------ Entries supplied
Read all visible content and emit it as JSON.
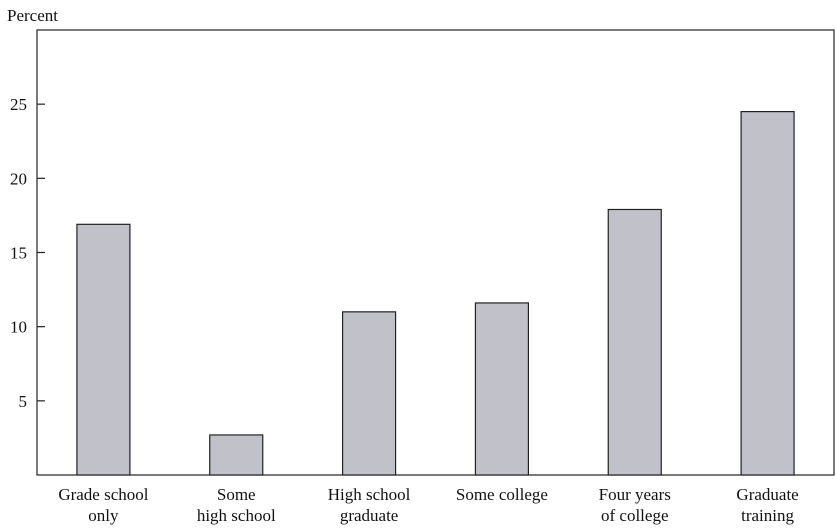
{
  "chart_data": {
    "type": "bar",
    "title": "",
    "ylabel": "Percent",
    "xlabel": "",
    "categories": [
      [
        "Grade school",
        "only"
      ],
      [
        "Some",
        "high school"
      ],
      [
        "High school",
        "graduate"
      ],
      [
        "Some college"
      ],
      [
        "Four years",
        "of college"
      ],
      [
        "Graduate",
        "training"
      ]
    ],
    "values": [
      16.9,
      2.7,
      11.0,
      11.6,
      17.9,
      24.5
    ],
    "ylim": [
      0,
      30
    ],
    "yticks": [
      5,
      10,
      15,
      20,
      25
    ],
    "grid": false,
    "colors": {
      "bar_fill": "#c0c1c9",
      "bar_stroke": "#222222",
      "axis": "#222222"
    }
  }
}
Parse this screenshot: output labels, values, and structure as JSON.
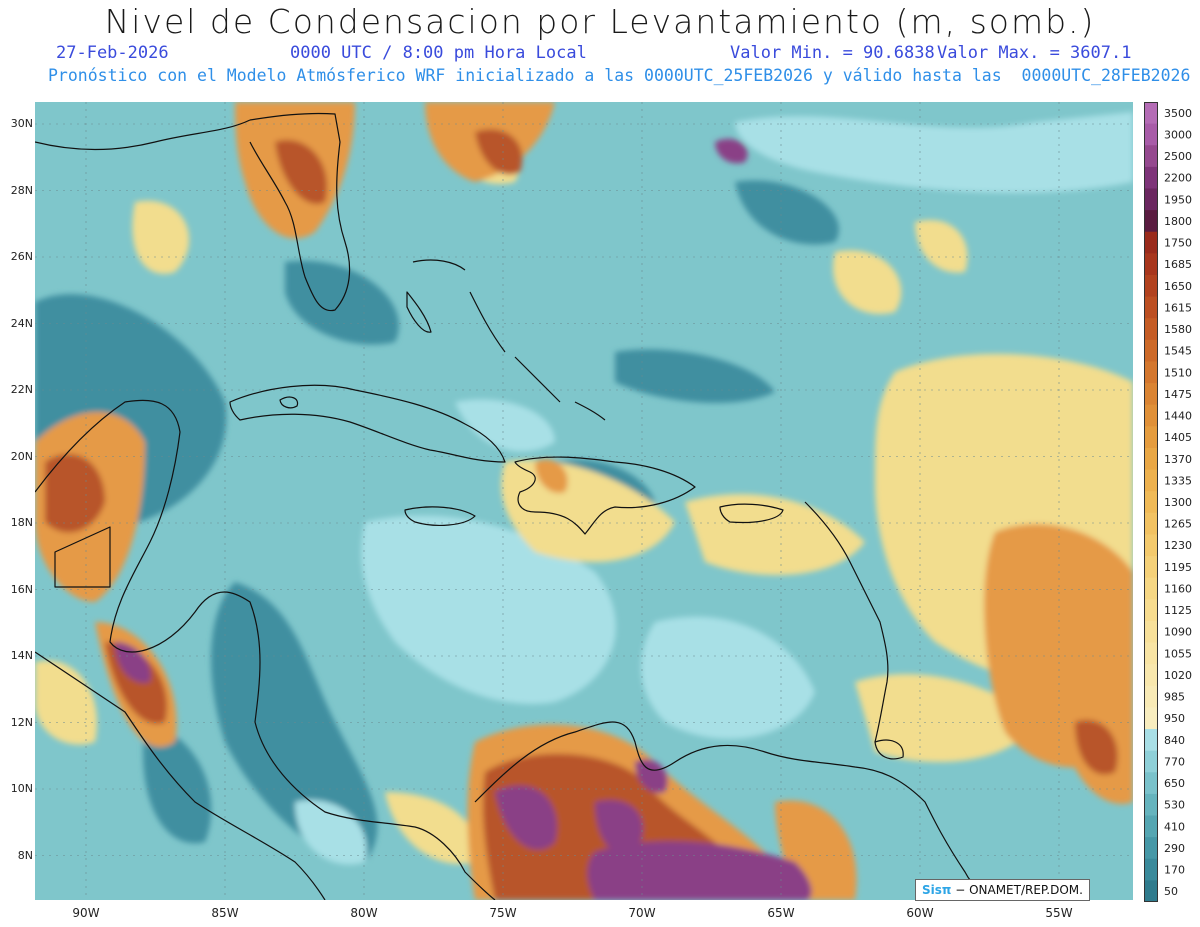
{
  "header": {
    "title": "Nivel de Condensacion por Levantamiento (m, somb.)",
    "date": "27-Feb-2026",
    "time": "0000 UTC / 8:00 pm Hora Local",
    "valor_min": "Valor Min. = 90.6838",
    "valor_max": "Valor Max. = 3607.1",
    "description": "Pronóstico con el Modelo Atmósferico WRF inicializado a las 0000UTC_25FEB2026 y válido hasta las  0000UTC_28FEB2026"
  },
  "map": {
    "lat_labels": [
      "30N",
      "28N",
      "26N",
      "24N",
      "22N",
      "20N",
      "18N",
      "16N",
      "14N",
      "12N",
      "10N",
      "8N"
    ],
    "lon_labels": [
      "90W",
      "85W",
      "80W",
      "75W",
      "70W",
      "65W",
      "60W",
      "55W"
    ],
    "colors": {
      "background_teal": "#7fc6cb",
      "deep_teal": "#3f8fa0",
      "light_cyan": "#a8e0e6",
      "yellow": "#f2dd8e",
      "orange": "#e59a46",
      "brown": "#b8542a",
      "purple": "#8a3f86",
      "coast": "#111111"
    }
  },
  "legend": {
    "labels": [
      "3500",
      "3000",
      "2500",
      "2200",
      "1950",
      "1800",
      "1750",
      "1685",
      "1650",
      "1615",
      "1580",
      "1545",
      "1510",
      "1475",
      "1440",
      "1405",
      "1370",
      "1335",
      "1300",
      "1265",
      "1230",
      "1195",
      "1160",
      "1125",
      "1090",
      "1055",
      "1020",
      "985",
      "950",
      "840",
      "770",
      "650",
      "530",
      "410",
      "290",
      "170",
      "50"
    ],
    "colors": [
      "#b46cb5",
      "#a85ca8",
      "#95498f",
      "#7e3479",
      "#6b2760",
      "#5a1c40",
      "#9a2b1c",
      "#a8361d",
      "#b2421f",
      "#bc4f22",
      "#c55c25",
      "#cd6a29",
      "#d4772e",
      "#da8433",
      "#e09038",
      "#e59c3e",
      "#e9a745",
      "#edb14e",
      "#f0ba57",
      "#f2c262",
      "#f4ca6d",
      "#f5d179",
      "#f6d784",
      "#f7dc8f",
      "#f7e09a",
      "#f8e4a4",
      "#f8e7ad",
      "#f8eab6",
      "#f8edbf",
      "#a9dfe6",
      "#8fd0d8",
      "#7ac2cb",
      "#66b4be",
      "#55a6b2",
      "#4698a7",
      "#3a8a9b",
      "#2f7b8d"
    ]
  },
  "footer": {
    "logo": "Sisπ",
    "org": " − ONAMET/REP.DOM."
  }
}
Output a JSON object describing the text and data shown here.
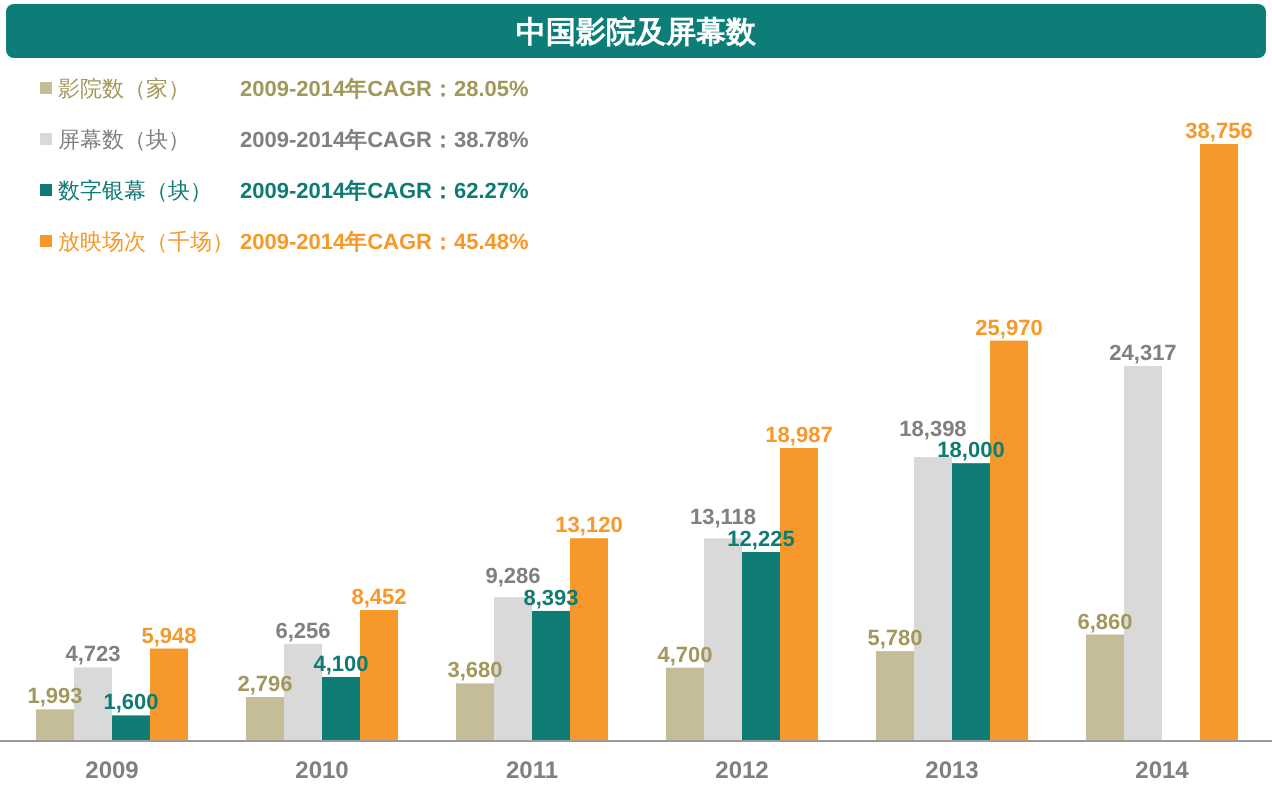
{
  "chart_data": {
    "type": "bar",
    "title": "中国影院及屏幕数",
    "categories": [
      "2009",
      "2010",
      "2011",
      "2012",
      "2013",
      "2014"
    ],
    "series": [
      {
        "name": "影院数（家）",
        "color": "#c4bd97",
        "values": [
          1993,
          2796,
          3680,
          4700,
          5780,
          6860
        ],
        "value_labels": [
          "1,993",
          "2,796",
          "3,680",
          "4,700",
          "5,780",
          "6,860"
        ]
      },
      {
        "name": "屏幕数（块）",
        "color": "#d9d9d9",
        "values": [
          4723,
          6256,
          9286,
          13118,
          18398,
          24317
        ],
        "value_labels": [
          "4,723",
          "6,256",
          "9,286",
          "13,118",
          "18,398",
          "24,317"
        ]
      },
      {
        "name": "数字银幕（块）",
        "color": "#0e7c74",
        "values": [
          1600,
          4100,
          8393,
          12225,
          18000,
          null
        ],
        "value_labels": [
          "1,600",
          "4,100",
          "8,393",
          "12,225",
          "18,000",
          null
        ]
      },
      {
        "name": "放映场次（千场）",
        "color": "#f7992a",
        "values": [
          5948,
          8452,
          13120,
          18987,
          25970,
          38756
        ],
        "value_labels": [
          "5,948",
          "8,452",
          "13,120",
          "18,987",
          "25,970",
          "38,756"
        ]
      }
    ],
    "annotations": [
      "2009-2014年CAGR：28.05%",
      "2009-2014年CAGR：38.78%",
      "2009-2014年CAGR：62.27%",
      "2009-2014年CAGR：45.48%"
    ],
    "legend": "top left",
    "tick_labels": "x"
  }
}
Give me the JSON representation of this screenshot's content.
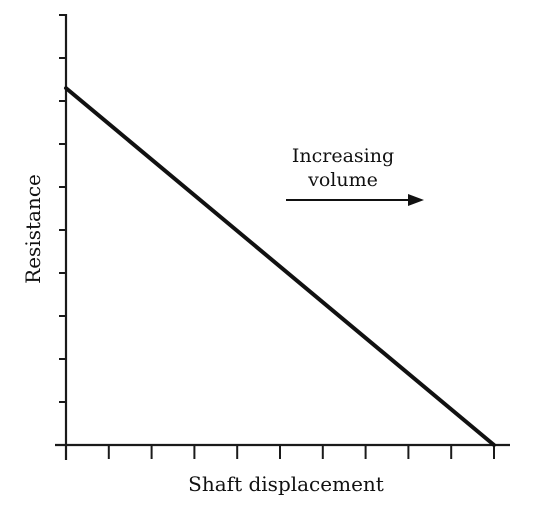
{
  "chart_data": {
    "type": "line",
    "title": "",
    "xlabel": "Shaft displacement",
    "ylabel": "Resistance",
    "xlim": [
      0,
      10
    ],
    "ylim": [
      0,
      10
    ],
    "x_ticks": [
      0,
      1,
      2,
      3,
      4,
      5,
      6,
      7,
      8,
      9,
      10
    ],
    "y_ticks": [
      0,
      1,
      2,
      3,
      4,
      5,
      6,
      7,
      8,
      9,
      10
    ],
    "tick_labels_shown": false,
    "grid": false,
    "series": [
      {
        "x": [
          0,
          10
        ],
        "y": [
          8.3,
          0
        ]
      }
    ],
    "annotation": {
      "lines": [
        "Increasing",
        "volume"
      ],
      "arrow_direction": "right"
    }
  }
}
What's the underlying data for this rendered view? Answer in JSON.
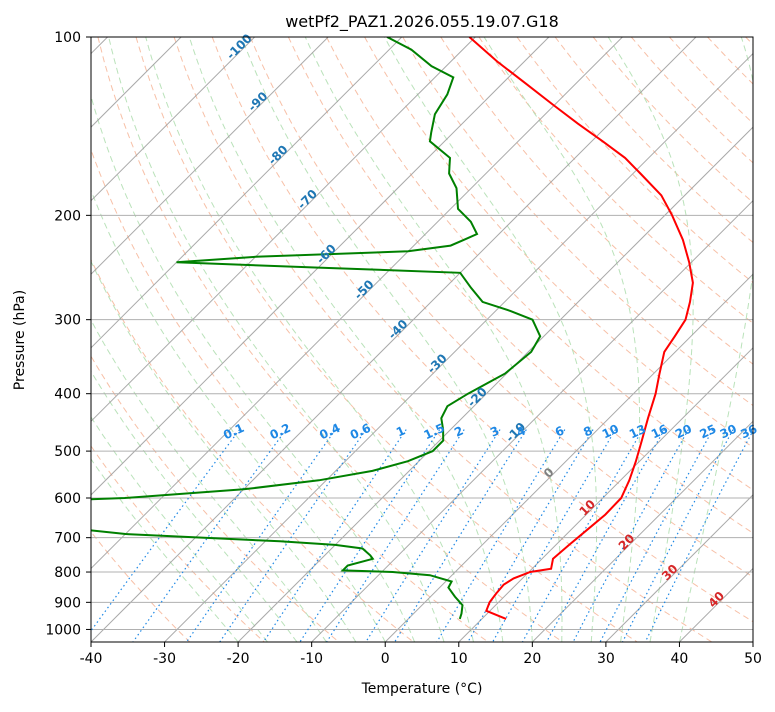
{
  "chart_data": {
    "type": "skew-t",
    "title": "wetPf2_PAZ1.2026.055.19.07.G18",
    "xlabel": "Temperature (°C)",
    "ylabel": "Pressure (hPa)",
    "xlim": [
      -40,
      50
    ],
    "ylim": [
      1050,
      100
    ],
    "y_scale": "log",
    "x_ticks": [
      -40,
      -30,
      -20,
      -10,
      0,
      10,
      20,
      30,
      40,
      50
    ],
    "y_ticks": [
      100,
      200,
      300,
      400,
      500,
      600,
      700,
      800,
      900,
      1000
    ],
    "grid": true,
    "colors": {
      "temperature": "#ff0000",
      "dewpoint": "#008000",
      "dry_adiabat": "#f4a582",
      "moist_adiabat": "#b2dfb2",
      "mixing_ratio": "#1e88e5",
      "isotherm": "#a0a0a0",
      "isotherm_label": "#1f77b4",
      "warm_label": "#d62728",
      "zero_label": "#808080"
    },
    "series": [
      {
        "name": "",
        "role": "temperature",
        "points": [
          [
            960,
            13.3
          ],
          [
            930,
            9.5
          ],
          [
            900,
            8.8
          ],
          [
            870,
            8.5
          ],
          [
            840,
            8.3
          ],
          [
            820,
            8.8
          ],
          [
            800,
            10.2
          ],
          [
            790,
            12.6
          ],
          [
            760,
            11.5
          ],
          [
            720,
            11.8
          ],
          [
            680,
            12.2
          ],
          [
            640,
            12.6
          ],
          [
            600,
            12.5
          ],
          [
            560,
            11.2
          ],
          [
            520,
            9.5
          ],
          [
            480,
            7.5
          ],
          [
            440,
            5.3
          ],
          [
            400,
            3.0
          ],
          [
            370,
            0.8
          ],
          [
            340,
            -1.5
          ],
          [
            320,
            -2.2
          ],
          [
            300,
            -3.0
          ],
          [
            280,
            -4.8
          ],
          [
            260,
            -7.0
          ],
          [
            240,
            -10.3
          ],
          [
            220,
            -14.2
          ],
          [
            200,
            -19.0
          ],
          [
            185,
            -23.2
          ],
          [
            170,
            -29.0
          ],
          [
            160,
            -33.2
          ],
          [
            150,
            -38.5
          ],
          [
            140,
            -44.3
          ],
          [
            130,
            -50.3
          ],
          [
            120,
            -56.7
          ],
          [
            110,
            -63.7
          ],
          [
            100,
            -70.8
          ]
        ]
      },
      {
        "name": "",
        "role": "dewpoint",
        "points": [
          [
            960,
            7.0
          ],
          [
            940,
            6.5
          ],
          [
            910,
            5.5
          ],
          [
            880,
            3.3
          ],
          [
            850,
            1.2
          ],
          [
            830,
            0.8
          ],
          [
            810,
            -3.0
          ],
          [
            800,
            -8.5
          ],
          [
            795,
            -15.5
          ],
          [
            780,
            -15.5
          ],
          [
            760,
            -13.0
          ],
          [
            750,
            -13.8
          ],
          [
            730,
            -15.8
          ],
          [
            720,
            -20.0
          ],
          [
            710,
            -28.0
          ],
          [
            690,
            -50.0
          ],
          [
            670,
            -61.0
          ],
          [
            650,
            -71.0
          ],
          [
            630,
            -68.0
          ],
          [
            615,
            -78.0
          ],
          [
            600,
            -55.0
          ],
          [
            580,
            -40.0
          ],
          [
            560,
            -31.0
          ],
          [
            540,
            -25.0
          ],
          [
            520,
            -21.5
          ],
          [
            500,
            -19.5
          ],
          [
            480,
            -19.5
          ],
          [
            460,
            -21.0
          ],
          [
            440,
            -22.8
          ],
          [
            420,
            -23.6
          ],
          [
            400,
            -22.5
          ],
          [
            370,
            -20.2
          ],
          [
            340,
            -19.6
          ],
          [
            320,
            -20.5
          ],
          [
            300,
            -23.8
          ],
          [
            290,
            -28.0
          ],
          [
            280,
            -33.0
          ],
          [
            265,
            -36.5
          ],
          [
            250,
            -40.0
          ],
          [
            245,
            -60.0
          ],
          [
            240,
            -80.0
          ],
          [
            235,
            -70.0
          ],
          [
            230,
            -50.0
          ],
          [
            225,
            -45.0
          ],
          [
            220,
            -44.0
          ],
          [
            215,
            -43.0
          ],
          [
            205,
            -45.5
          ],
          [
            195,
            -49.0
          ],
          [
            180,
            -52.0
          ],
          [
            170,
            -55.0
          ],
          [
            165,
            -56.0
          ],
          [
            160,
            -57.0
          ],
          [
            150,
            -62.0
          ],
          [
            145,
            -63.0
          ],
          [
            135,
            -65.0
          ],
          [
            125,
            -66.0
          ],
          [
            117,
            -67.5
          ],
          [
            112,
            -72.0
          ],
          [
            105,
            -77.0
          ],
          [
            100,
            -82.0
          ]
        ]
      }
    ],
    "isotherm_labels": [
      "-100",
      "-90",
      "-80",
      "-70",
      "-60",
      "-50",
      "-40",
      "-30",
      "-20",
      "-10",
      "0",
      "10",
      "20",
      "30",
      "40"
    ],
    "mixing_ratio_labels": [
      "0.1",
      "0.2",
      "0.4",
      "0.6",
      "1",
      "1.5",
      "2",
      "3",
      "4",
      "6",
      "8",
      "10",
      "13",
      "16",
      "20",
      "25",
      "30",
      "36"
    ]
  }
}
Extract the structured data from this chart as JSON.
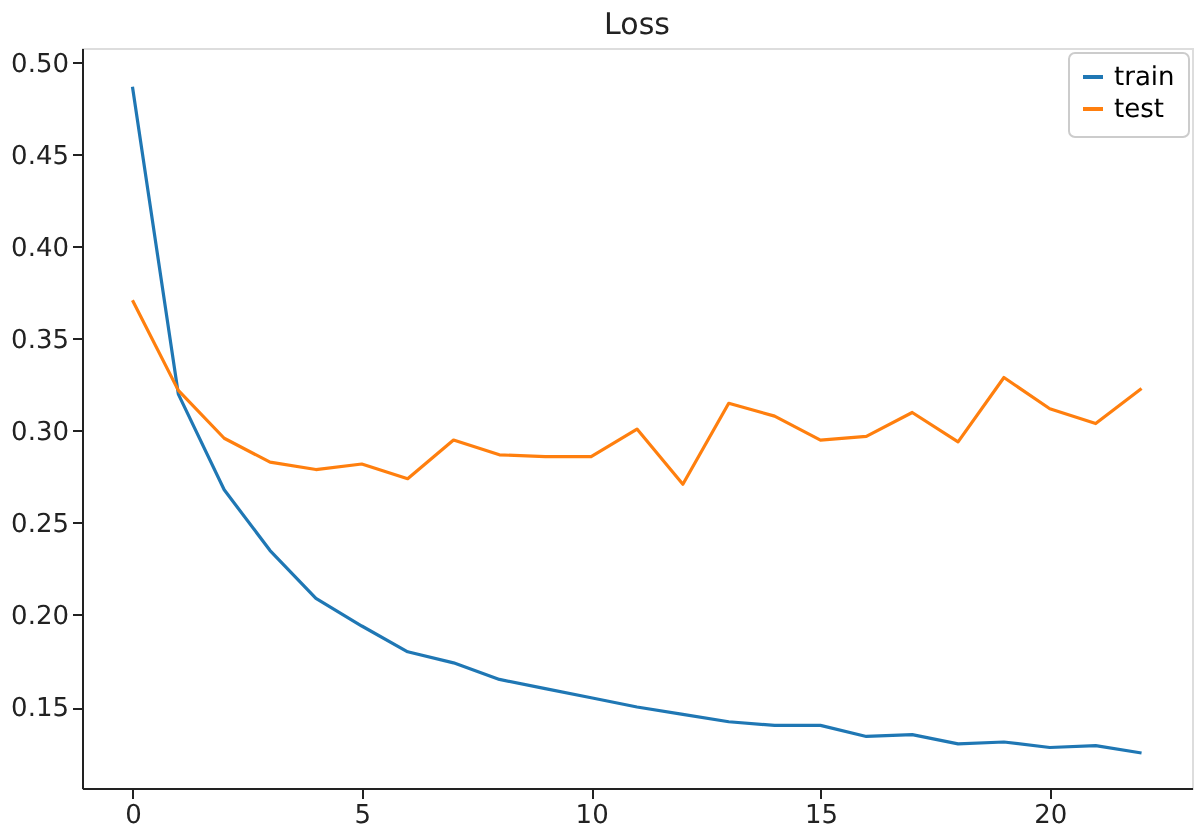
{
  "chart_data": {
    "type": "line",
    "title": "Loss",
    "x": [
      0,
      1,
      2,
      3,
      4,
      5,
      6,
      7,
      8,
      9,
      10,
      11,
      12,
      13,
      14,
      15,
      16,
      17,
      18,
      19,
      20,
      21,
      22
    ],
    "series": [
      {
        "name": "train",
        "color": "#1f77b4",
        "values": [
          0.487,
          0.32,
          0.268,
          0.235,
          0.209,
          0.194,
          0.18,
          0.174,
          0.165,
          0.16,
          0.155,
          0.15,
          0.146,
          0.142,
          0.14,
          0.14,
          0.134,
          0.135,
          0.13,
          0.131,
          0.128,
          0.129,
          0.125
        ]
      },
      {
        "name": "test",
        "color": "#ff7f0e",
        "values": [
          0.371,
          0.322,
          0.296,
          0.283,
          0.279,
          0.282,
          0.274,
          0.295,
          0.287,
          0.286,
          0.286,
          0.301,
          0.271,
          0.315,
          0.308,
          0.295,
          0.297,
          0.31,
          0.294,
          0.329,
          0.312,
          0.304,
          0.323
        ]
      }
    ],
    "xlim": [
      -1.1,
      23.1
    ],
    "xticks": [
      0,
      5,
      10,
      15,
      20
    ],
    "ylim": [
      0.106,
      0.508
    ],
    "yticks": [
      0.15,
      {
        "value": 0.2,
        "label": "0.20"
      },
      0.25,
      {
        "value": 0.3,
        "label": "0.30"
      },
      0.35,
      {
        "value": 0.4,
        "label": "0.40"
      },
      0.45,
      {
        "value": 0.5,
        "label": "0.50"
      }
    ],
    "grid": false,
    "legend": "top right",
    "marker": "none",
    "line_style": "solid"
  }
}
------------
→ What to do
Locate the string "legend" in the listing above and copy every line where it occurs.

→ Complete response
  "legend": {
    "legend": "top left",
    "legend": "top right",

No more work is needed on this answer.